> _Entries provided_
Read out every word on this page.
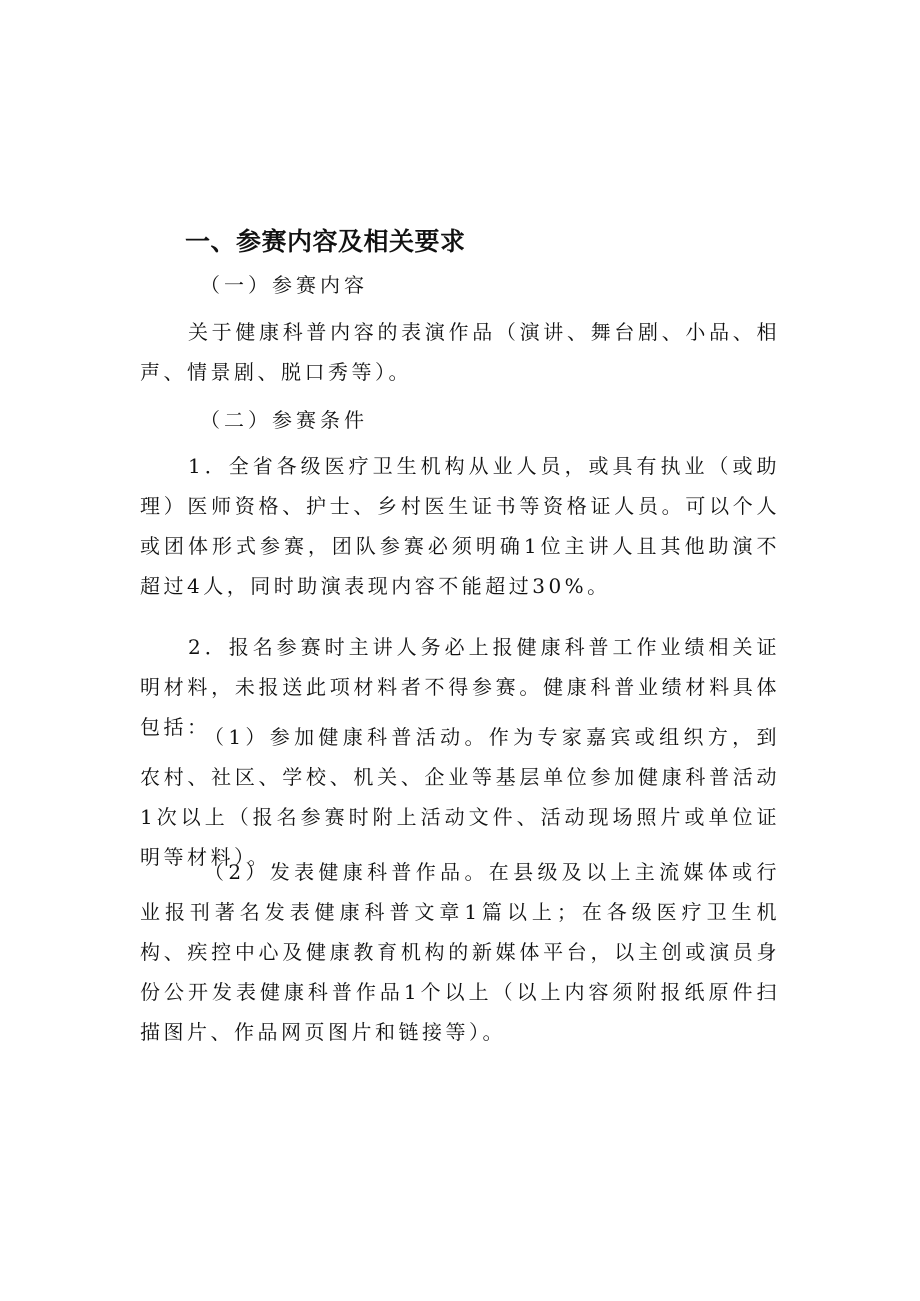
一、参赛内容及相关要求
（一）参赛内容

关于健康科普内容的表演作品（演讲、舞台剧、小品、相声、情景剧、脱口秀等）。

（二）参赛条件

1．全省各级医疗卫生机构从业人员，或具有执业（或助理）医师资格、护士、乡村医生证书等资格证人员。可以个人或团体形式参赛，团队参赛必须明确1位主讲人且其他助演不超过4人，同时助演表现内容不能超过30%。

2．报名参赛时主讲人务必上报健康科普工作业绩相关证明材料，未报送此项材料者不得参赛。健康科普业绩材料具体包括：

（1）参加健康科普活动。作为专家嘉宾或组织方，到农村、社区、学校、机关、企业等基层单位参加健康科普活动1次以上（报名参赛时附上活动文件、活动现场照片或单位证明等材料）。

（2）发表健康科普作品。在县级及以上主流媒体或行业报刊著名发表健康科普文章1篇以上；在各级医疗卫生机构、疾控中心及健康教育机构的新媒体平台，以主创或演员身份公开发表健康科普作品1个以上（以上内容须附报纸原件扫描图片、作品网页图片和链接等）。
==
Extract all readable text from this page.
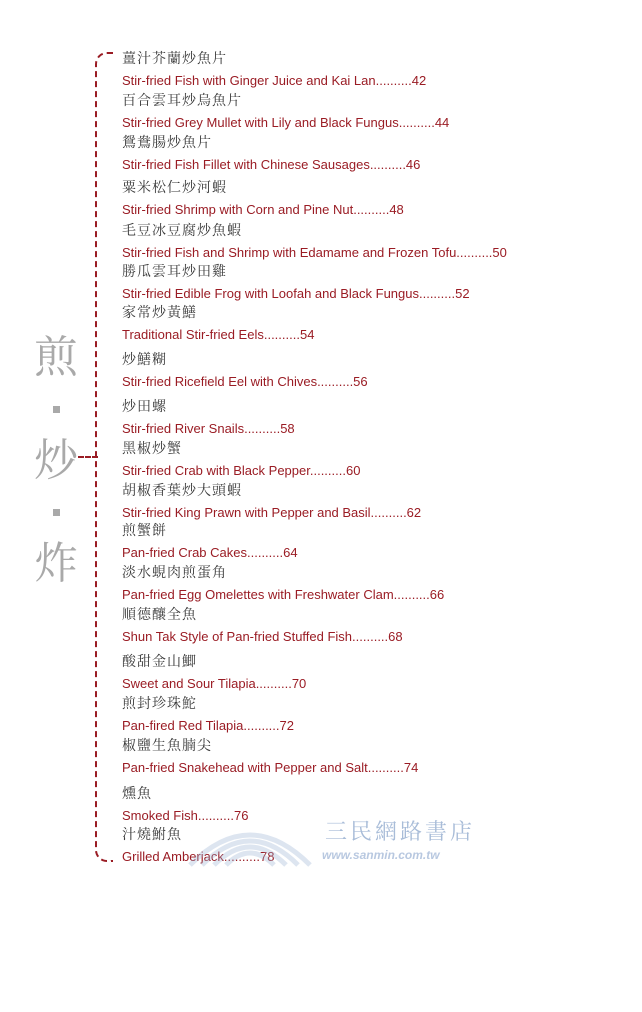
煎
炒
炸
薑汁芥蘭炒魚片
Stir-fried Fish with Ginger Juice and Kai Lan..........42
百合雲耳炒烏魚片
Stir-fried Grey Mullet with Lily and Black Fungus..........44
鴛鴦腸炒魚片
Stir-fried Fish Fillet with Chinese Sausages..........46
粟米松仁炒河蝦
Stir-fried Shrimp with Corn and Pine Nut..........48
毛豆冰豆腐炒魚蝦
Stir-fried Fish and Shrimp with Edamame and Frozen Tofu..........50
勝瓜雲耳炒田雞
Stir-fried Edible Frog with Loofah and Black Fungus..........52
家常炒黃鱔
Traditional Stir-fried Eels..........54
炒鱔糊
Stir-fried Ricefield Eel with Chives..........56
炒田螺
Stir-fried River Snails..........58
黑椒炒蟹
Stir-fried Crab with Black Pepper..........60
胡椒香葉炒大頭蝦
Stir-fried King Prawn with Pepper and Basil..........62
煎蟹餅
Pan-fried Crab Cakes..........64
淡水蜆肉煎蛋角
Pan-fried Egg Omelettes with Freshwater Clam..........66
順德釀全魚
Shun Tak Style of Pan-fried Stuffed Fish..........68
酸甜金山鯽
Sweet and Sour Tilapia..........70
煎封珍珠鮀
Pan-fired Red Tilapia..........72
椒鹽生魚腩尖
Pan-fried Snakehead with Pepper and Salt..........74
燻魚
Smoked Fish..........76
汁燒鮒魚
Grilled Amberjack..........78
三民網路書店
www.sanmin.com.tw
---
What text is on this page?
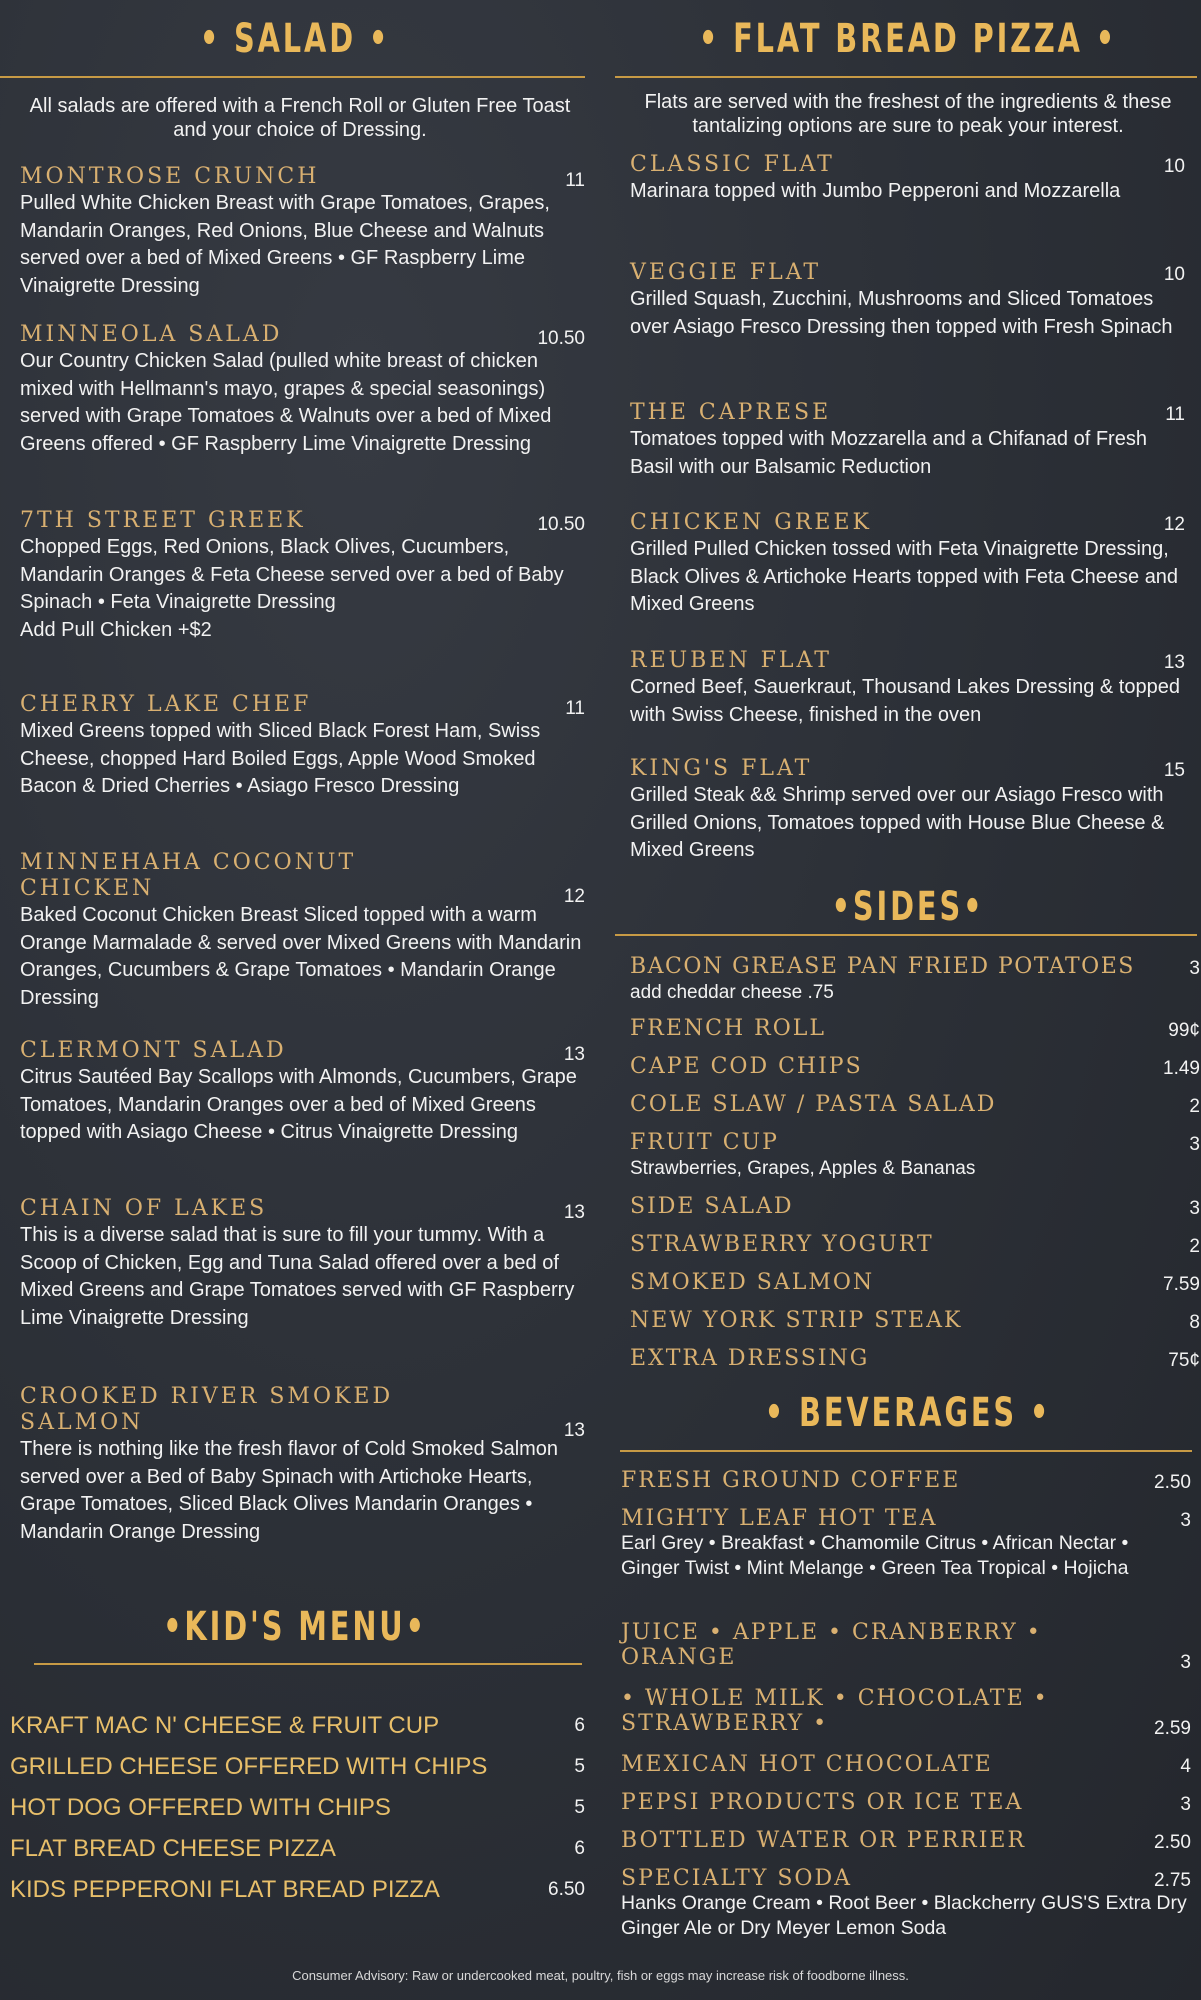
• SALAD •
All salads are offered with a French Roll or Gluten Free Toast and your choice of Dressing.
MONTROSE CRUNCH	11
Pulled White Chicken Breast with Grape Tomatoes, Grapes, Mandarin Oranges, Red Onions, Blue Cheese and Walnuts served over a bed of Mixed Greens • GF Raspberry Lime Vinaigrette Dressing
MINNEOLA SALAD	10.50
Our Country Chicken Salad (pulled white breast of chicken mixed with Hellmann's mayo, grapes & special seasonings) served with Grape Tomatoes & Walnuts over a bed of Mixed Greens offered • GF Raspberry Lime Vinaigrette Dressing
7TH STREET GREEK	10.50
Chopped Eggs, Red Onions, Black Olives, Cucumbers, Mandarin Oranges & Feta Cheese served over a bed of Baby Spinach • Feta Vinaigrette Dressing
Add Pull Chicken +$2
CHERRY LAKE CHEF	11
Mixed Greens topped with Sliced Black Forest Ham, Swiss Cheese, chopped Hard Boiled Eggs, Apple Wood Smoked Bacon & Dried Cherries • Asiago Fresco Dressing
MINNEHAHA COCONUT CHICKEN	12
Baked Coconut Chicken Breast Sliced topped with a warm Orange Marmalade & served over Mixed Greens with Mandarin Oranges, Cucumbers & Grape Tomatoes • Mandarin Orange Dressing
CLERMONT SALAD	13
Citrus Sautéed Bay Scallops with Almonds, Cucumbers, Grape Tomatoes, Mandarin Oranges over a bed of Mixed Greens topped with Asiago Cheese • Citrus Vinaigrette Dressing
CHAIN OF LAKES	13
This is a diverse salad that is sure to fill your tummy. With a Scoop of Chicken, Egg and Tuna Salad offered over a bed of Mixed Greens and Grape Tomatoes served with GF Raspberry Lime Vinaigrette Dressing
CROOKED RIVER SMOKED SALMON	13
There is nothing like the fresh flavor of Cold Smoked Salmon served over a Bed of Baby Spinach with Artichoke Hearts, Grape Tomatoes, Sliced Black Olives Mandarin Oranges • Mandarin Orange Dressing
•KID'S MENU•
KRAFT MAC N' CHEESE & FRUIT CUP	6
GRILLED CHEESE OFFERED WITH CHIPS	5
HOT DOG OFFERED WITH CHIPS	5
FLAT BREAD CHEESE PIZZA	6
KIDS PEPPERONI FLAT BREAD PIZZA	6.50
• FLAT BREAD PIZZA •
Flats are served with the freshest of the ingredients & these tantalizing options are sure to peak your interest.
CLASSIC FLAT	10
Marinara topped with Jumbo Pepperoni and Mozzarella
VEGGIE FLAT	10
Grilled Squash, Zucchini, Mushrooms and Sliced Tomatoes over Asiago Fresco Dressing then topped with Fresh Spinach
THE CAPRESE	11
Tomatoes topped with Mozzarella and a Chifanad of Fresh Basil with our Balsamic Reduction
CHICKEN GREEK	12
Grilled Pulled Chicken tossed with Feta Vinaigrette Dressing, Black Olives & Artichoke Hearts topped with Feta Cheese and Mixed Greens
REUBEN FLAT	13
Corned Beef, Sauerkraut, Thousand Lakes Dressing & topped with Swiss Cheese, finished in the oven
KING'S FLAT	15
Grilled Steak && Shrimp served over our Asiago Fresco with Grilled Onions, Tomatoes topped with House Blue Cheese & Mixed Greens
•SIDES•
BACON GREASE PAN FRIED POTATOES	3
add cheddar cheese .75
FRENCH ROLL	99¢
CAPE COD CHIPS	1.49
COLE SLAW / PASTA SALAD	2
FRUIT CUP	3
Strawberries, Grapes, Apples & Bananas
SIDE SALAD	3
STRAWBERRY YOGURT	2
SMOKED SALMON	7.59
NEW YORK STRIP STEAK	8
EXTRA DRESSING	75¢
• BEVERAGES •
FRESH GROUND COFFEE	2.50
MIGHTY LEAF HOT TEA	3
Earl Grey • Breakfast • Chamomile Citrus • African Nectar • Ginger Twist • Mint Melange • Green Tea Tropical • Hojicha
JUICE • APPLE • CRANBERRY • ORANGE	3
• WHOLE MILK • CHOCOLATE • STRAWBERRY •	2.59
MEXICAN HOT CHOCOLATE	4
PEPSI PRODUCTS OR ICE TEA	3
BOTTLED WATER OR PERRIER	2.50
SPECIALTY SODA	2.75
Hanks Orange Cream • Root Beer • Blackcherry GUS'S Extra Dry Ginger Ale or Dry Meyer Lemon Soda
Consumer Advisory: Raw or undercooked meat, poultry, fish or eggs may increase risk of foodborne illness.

> _Set problem_
Look for lines containing the string "Tilapia" and copy them all.

> _Exercise response_
Sweet and Sour Tilapia..........70
Pan-fired Red Tilapia..........72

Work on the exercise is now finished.